Written exercise
Every entry below should be printed exactly, without its images.

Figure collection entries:
################
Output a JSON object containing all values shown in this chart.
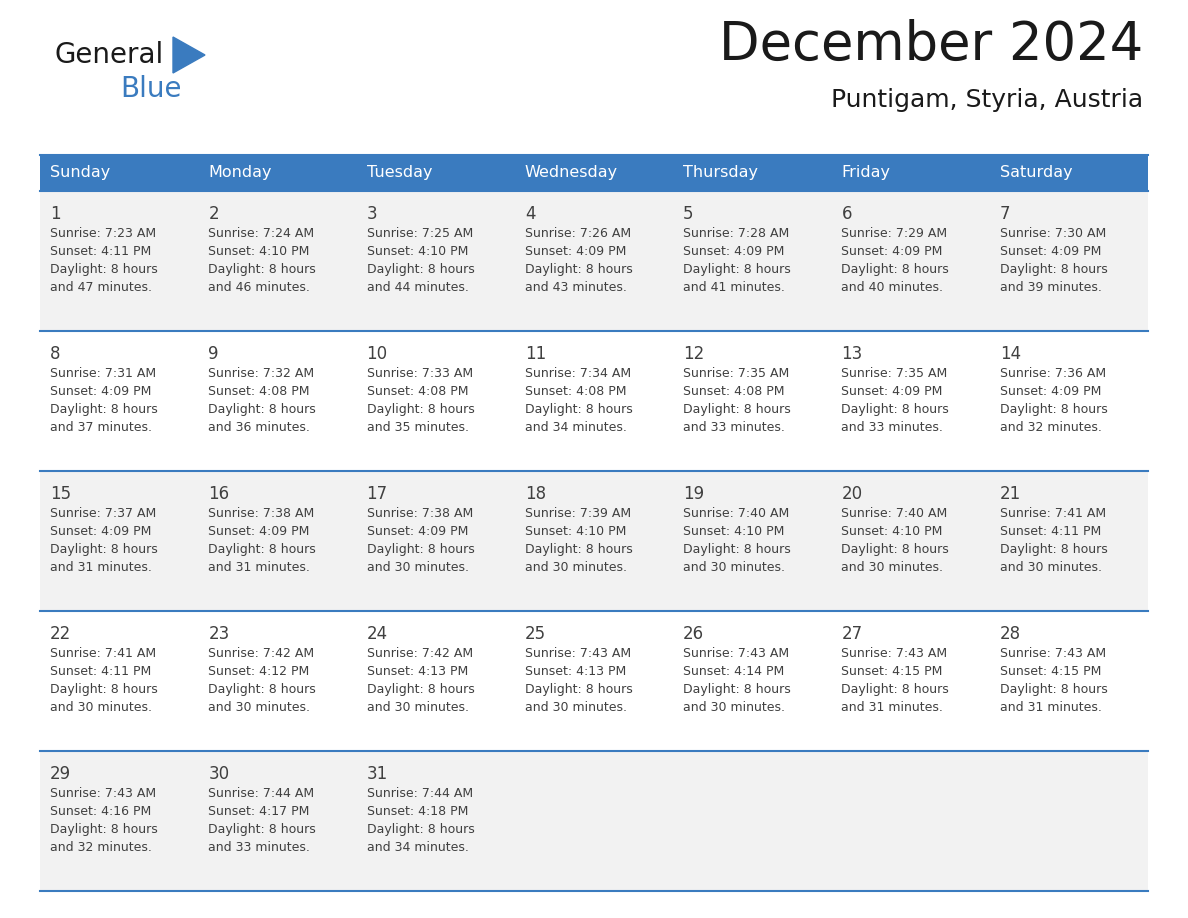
{
  "title": "December 2024",
  "subtitle": "Puntigam, Styria, Austria",
  "days_of_week": [
    "Sunday",
    "Monday",
    "Tuesday",
    "Wednesday",
    "Thursday",
    "Friday",
    "Saturday"
  ],
  "header_bg": "#3a7bbf",
  "header_text": "#ffffff",
  "row_bg_light": "#f2f2f2",
  "row_bg_white": "#ffffff",
  "divider_color": "#3a7bbf",
  "text_color": "#404040",
  "calendar_data": [
    [
      {
        "day": 1,
        "sunrise": "7:23 AM",
        "sunset": "4:11 PM",
        "daylight_line1": "Daylight: 8 hours",
        "daylight_line2": "and 47 minutes."
      },
      {
        "day": 2,
        "sunrise": "7:24 AM",
        "sunset": "4:10 PM",
        "daylight_line1": "Daylight: 8 hours",
        "daylight_line2": "and 46 minutes."
      },
      {
        "day": 3,
        "sunrise": "7:25 AM",
        "sunset": "4:10 PM",
        "daylight_line1": "Daylight: 8 hours",
        "daylight_line2": "and 44 minutes."
      },
      {
        "day": 4,
        "sunrise": "7:26 AM",
        "sunset": "4:09 PM",
        "daylight_line1": "Daylight: 8 hours",
        "daylight_line2": "and 43 minutes."
      },
      {
        "day": 5,
        "sunrise": "7:28 AM",
        "sunset": "4:09 PM",
        "daylight_line1": "Daylight: 8 hours",
        "daylight_line2": "and 41 minutes."
      },
      {
        "day": 6,
        "sunrise": "7:29 AM",
        "sunset": "4:09 PM",
        "daylight_line1": "Daylight: 8 hours",
        "daylight_line2": "and 40 minutes."
      },
      {
        "day": 7,
        "sunrise": "7:30 AM",
        "sunset": "4:09 PM",
        "daylight_line1": "Daylight: 8 hours",
        "daylight_line2": "and 39 minutes."
      }
    ],
    [
      {
        "day": 8,
        "sunrise": "7:31 AM",
        "sunset": "4:09 PM",
        "daylight_line1": "Daylight: 8 hours",
        "daylight_line2": "and 37 minutes."
      },
      {
        "day": 9,
        "sunrise": "7:32 AM",
        "sunset": "4:08 PM",
        "daylight_line1": "Daylight: 8 hours",
        "daylight_line2": "and 36 minutes."
      },
      {
        "day": 10,
        "sunrise": "7:33 AM",
        "sunset": "4:08 PM",
        "daylight_line1": "Daylight: 8 hours",
        "daylight_line2": "and 35 minutes."
      },
      {
        "day": 11,
        "sunrise": "7:34 AM",
        "sunset": "4:08 PM",
        "daylight_line1": "Daylight: 8 hours",
        "daylight_line2": "and 34 minutes."
      },
      {
        "day": 12,
        "sunrise": "7:35 AM",
        "sunset": "4:08 PM",
        "daylight_line1": "Daylight: 8 hours",
        "daylight_line2": "and 33 minutes."
      },
      {
        "day": 13,
        "sunrise": "7:35 AM",
        "sunset": "4:09 PM",
        "daylight_line1": "Daylight: 8 hours",
        "daylight_line2": "and 33 minutes."
      },
      {
        "day": 14,
        "sunrise": "7:36 AM",
        "sunset": "4:09 PM",
        "daylight_line1": "Daylight: 8 hours",
        "daylight_line2": "and 32 minutes."
      }
    ],
    [
      {
        "day": 15,
        "sunrise": "7:37 AM",
        "sunset": "4:09 PM",
        "daylight_line1": "Daylight: 8 hours",
        "daylight_line2": "and 31 minutes."
      },
      {
        "day": 16,
        "sunrise": "7:38 AM",
        "sunset": "4:09 PM",
        "daylight_line1": "Daylight: 8 hours",
        "daylight_line2": "and 31 minutes."
      },
      {
        "day": 17,
        "sunrise": "7:38 AM",
        "sunset": "4:09 PM",
        "daylight_line1": "Daylight: 8 hours",
        "daylight_line2": "and 30 minutes."
      },
      {
        "day": 18,
        "sunrise": "7:39 AM",
        "sunset": "4:10 PM",
        "daylight_line1": "Daylight: 8 hours",
        "daylight_line2": "and 30 minutes."
      },
      {
        "day": 19,
        "sunrise": "7:40 AM",
        "sunset": "4:10 PM",
        "daylight_line1": "Daylight: 8 hours",
        "daylight_line2": "and 30 minutes."
      },
      {
        "day": 20,
        "sunrise": "7:40 AM",
        "sunset": "4:10 PM",
        "daylight_line1": "Daylight: 8 hours",
        "daylight_line2": "and 30 minutes."
      },
      {
        "day": 21,
        "sunrise": "7:41 AM",
        "sunset": "4:11 PM",
        "daylight_line1": "Daylight: 8 hours",
        "daylight_line2": "and 30 minutes."
      }
    ],
    [
      {
        "day": 22,
        "sunrise": "7:41 AM",
        "sunset": "4:11 PM",
        "daylight_line1": "Daylight: 8 hours",
        "daylight_line2": "and 30 minutes."
      },
      {
        "day": 23,
        "sunrise": "7:42 AM",
        "sunset": "4:12 PM",
        "daylight_line1": "Daylight: 8 hours",
        "daylight_line2": "and 30 minutes."
      },
      {
        "day": 24,
        "sunrise": "7:42 AM",
        "sunset": "4:13 PM",
        "daylight_line1": "Daylight: 8 hours",
        "daylight_line2": "and 30 minutes."
      },
      {
        "day": 25,
        "sunrise": "7:43 AM",
        "sunset": "4:13 PM",
        "daylight_line1": "Daylight: 8 hours",
        "daylight_line2": "and 30 minutes."
      },
      {
        "day": 26,
        "sunrise": "7:43 AM",
        "sunset": "4:14 PM",
        "daylight_line1": "Daylight: 8 hours",
        "daylight_line2": "and 30 minutes."
      },
      {
        "day": 27,
        "sunrise": "7:43 AM",
        "sunset": "4:15 PM",
        "daylight_line1": "Daylight: 8 hours",
        "daylight_line2": "and 31 minutes."
      },
      {
        "day": 28,
        "sunrise": "7:43 AM",
        "sunset": "4:15 PM",
        "daylight_line1": "Daylight: 8 hours",
        "daylight_line2": "and 31 minutes."
      }
    ],
    [
      {
        "day": 29,
        "sunrise": "7:43 AM",
        "sunset": "4:16 PM",
        "daylight_line1": "Daylight: 8 hours",
        "daylight_line2": "and 32 minutes."
      },
      {
        "day": 30,
        "sunrise": "7:44 AM",
        "sunset": "4:17 PM",
        "daylight_line1": "Daylight: 8 hours",
        "daylight_line2": "and 33 minutes."
      },
      {
        "day": 31,
        "sunrise": "7:44 AM",
        "sunset": "4:18 PM",
        "daylight_line1": "Daylight: 8 hours",
        "daylight_line2": "and 34 minutes."
      },
      null,
      null,
      null,
      null
    ]
  ]
}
################
Response below
Output a JSON object containing all values shown in this chart.
{
  "title": "December 2024",
  "subtitle": "Puntigam, Styria, Austria",
  "days_of_week": [
    "Sunday",
    "Monday",
    "Tuesday",
    "Wednesday",
    "Thursday",
    "Friday",
    "Saturday"
  ],
  "header_bg": "#3a7bbf",
  "header_text": "#ffffff",
  "row_bg_light": "#f2f2f2",
  "row_bg_white": "#ffffff",
  "divider_color": "#3a7bbf",
  "text_color": "#404040",
  "calendar_data": [
    [
      {
        "day": 1,
        "sunrise": "7:23 AM",
        "sunset": "4:11 PM",
        "daylight_line1": "Daylight: 8 hours",
        "daylight_line2": "and 47 minutes."
      },
      {
        "day": 2,
        "sunrise": "7:24 AM",
        "sunset": "4:10 PM",
        "daylight_line1": "Daylight: 8 hours",
        "daylight_line2": "and 46 minutes."
      },
      {
        "day": 3,
        "sunrise": "7:25 AM",
        "sunset": "4:10 PM",
        "daylight_line1": "Daylight: 8 hours",
        "daylight_line2": "and 44 minutes."
      },
      {
        "day": 4,
        "sunrise": "7:26 AM",
        "sunset": "4:09 PM",
        "daylight_line1": "Daylight: 8 hours",
        "daylight_line2": "and 43 minutes."
      },
      {
        "day": 5,
        "sunrise": "7:28 AM",
        "sunset": "4:09 PM",
        "daylight_line1": "Daylight: 8 hours",
        "daylight_line2": "and 41 minutes."
      },
      {
        "day": 6,
        "sunrise": "7:29 AM",
        "sunset": "4:09 PM",
        "daylight_line1": "Daylight: 8 hours",
        "daylight_line2": "and 40 minutes."
      },
      {
        "day": 7,
        "sunrise": "7:30 AM",
        "sunset": "4:09 PM",
        "daylight_line1": "Daylight: 8 hours",
        "daylight_line2": "and 39 minutes."
      }
    ],
    [
      {
        "day": 8,
        "sunrise": "7:31 AM",
        "sunset": "4:09 PM",
        "daylight_line1": "Daylight: 8 hours",
        "daylight_line2": "and 37 minutes."
      },
      {
        "day": 9,
        "sunrise": "7:32 AM",
        "sunset": "4:08 PM",
        "daylight_line1": "Daylight: 8 hours",
        "daylight_line2": "and 36 minutes."
      },
      {
        "day": 10,
        "sunrise": "7:33 AM",
        "sunset": "4:08 PM",
        "daylight_line1": "Daylight: 8 hours",
        "daylight_line2": "and 35 minutes."
      },
      {
        "day": 11,
        "sunrise": "7:34 AM",
        "sunset": "4:08 PM",
        "daylight_line1": "Daylight: 8 hours",
        "daylight_line2": "and 34 minutes."
      },
      {
        "day": 12,
        "sunrise": "7:35 AM",
        "sunset": "4:08 PM",
        "daylight_line1": "Daylight: 8 hours",
        "daylight_line2": "and 33 minutes."
      },
      {
        "day": 13,
        "sunrise": "7:35 AM",
        "sunset": "4:09 PM",
        "daylight_line1": "Daylight: 8 hours",
        "daylight_line2": "and 33 minutes."
      },
      {
        "day": 14,
        "sunrise": "7:36 AM",
        "sunset": "4:09 PM",
        "daylight_line1": "Daylight: 8 hours",
        "daylight_line2": "and 32 minutes."
      }
    ],
    [
      {
        "day": 15,
        "sunrise": "7:37 AM",
        "sunset": "4:09 PM",
        "daylight_line1": "Daylight: 8 hours",
        "daylight_line2": "and 31 minutes."
      },
      {
        "day": 16,
        "sunrise": "7:38 AM",
        "sunset": "4:09 PM",
        "daylight_line1": "Daylight: 8 hours",
        "daylight_line2": "and 31 minutes."
      },
      {
        "day": 17,
        "sunrise": "7:38 AM",
        "sunset": "4:09 PM",
        "daylight_line1": "Daylight: 8 hours",
        "daylight_line2": "and 30 minutes."
      },
      {
        "day": 18,
        "sunrise": "7:39 AM",
        "sunset": "4:10 PM",
        "daylight_line1": "Daylight: 8 hours",
        "daylight_line2": "and 30 minutes."
      },
      {
        "day": 19,
        "sunrise": "7:40 AM",
        "sunset": "4:10 PM",
        "daylight_line1": "Daylight: 8 hours",
        "daylight_line2": "and 30 minutes."
      },
      {
        "day": 20,
        "sunrise": "7:40 AM",
        "sunset": "4:10 PM",
        "daylight_line1": "Daylight: 8 hours",
        "daylight_line2": "and 30 minutes."
      },
      {
        "day": 21,
        "sunrise": "7:41 AM",
        "sunset": "4:11 PM",
        "daylight_line1": "Daylight: 8 hours",
        "daylight_line2": "and 30 minutes."
      }
    ],
    [
      {
        "day": 22,
        "sunrise": "7:41 AM",
        "sunset": "4:11 PM",
        "daylight_line1": "Daylight: 8 hours",
        "daylight_line2": "and 30 minutes."
      },
      {
        "day": 23,
        "sunrise": "7:42 AM",
        "sunset": "4:12 PM",
        "daylight_line1": "Daylight: 8 hours",
        "daylight_line2": "and 30 minutes."
      },
      {
        "day": 24,
        "sunrise": "7:42 AM",
        "sunset": "4:13 PM",
        "daylight_line1": "Daylight: 8 hours",
        "daylight_line2": "and 30 minutes."
      },
      {
        "day": 25,
        "sunrise": "7:43 AM",
        "sunset": "4:13 PM",
        "daylight_line1": "Daylight: 8 hours",
        "daylight_line2": "and 30 minutes."
      },
      {
        "day": 26,
        "sunrise": "7:43 AM",
        "sunset": "4:14 PM",
        "daylight_line1": "Daylight: 8 hours",
        "daylight_line2": "and 30 minutes."
      },
      {
        "day": 27,
        "sunrise": "7:43 AM",
        "sunset": "4:15 PM",
        "daylight_line1": "Daylight: 8 hours",
        "daylight_line2": "and 31 minutes."
      },
      {
        "day": 28,
        "sunrise": "7:43 AM",
        "sunset": "4:15 PM",
        "daylight_line1": "Daylight: 8 hours",
        "daylight_line2": "and 31 minutes."
      }
    ],
    [
      {
        "day": 29,
        "sunrise": "7:43 AM",
        "sunset": "4:16 PM",
        "daylight_line1": "Daylight: 8 hours",
        "daylight_line2": "and 32 minutes."
      },
      {
        "day": 30,
        "sunrise": "7:44 AM",
        "sunset": "4:17 PM",
        "daylight_line1": "Daylight: 8 hours",
        "daylight_line2": "and 33 minutes."
      },
      {
        "day": 31,
        "sunrise": "7:44 AM",
        "sunset": "4:18 PM",
        "daylight_line1": "Daylight: 8 hours",
        "daylight_line2": "and 34 minutes."
      },
      null,
      null,
      null,
      null
    ]
  ]
}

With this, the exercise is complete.